# What the task asks:
Copy each line in which the string "three" occurs.

---------- The data

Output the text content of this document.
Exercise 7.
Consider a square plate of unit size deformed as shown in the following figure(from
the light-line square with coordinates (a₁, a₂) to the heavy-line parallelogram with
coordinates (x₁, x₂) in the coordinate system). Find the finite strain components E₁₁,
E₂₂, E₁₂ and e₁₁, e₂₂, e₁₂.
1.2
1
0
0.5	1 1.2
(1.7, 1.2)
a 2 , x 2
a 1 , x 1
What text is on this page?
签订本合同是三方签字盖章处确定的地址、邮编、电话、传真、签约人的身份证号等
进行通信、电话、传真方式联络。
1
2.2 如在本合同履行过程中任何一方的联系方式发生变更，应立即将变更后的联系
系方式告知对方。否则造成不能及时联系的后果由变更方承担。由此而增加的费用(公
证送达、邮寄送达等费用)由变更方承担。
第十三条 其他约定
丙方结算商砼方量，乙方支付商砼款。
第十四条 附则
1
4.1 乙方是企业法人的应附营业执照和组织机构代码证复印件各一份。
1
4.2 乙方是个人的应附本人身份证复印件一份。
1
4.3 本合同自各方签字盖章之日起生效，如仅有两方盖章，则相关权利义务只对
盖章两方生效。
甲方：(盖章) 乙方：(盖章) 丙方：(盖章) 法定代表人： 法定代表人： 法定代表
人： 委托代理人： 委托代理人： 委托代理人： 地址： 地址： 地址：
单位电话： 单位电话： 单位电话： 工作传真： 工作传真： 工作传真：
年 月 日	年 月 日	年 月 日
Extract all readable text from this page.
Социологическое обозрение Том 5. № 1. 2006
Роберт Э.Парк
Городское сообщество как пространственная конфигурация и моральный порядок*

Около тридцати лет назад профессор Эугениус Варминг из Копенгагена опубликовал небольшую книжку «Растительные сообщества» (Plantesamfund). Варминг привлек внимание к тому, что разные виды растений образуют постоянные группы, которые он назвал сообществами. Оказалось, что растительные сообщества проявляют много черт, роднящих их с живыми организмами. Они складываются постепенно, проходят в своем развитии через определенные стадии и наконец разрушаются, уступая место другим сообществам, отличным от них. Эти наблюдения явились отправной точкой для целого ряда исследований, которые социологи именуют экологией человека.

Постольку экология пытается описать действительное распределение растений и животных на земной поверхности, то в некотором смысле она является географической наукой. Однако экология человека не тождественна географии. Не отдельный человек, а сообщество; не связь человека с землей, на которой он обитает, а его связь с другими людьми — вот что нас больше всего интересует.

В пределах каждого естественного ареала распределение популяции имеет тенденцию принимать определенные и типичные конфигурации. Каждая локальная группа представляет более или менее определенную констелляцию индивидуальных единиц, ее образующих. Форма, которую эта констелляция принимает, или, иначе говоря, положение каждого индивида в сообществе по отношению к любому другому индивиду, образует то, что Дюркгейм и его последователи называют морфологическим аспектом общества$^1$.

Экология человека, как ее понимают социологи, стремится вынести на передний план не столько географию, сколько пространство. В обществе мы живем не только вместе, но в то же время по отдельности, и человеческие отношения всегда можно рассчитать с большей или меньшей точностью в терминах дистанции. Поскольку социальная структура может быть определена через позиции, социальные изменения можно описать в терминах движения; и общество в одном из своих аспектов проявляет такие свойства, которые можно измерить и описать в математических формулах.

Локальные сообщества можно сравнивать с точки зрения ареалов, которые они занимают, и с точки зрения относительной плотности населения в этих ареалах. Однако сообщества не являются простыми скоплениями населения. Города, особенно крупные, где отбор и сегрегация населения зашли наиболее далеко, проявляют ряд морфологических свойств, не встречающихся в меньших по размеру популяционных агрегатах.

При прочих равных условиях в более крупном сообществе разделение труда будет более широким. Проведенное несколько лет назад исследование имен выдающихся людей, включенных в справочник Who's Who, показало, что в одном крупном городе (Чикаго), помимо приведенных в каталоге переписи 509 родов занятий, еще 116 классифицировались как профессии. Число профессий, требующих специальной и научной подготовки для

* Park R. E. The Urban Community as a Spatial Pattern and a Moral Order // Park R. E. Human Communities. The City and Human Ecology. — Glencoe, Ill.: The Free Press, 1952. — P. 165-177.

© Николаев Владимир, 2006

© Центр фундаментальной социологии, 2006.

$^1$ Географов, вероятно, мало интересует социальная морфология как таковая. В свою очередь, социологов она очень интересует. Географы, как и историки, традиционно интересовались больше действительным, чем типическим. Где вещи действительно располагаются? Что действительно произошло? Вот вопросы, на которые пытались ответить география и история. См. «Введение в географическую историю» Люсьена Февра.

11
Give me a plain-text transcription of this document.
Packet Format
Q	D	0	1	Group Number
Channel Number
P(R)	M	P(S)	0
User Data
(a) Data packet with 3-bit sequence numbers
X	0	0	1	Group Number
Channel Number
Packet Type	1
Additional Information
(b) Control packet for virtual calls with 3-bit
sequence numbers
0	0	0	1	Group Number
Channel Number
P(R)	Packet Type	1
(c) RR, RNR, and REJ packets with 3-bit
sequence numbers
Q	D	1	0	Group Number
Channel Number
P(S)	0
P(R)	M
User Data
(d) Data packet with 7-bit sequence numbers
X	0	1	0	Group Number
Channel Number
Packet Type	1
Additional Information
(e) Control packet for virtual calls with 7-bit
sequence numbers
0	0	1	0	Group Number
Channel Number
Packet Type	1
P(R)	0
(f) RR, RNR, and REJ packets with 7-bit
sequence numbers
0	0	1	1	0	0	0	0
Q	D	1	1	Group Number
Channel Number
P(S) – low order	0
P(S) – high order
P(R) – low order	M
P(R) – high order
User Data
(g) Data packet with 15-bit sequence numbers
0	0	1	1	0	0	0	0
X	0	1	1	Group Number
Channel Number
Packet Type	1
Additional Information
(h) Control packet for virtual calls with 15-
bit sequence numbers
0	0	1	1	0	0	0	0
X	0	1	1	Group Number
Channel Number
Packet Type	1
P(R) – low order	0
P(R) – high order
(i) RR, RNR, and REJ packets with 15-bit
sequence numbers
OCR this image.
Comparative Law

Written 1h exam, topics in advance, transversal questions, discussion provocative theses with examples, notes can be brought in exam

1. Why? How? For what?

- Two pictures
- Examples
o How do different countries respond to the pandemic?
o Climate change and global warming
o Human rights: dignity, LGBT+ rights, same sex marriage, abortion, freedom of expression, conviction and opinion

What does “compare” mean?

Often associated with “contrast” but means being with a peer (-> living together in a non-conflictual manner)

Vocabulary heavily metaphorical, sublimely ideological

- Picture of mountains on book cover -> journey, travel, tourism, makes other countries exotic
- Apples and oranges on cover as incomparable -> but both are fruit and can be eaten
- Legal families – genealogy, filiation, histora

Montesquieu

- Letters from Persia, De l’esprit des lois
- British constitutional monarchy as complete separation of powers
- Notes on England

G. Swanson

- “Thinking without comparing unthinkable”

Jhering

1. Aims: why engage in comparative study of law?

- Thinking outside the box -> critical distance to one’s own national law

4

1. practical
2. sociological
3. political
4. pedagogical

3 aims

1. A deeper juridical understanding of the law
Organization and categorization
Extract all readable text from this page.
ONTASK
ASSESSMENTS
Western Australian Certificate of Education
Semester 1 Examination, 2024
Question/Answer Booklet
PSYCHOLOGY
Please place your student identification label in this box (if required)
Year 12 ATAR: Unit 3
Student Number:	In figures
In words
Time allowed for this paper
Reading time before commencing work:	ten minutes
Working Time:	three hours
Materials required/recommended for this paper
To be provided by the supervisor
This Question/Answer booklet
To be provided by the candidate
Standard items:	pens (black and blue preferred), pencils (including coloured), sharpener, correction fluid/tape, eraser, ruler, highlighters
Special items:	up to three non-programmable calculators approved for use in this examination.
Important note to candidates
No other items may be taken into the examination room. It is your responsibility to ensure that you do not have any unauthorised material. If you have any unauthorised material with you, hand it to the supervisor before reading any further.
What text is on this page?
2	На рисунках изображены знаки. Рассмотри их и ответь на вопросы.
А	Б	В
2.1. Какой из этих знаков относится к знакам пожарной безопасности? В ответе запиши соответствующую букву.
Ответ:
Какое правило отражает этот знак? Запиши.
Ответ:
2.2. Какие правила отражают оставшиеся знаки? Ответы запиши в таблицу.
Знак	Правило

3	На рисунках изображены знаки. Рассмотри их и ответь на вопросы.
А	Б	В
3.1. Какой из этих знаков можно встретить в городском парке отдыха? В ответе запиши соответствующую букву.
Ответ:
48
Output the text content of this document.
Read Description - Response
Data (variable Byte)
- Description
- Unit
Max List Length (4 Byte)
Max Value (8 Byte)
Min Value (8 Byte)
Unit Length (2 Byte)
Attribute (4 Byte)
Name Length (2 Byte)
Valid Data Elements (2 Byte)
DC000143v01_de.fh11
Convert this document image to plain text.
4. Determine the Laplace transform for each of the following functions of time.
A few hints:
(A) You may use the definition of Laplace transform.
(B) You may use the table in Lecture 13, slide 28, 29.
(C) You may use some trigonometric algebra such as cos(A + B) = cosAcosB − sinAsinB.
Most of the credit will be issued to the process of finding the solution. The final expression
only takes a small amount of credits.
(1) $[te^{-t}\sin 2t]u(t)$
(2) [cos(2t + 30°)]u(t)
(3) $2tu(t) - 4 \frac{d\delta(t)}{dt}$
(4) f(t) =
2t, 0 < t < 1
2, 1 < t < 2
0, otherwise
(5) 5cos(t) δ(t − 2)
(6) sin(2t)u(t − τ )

--------------------

# Response to the exercise:
Working Time:	three hours
Special items:	up to three non-programmable calculators approved for use in this examination.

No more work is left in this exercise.